> [Data shown]
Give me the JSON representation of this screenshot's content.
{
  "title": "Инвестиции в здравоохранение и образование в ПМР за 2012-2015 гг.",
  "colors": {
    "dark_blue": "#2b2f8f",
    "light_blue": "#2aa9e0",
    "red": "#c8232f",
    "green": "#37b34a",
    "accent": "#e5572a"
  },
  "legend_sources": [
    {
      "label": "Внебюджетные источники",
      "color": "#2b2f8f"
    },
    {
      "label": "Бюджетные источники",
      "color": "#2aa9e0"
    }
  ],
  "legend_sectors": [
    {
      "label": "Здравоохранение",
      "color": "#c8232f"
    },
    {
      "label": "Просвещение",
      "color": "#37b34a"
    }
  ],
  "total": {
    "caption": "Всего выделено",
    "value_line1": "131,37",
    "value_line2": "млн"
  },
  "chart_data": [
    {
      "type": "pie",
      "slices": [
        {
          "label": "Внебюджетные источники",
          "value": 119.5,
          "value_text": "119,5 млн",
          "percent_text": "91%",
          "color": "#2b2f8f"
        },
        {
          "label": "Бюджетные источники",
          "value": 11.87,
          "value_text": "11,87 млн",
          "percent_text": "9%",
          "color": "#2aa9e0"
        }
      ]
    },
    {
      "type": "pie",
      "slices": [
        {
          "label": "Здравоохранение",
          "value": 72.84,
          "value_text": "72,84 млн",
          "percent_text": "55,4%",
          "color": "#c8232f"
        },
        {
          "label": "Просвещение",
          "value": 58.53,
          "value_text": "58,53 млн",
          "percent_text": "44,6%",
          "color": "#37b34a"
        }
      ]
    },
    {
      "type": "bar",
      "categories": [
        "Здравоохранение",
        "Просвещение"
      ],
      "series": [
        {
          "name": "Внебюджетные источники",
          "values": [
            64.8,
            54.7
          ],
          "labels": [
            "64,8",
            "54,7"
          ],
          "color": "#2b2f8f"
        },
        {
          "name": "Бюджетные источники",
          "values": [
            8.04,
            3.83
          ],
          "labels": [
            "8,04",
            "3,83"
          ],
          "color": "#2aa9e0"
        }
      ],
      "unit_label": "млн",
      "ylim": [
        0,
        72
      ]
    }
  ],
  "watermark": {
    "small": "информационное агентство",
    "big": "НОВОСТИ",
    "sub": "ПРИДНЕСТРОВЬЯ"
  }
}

> [Written instruction] In the entries above, how many lines contain the word "источники"? Answer with the number only.

> [Worked answer] 6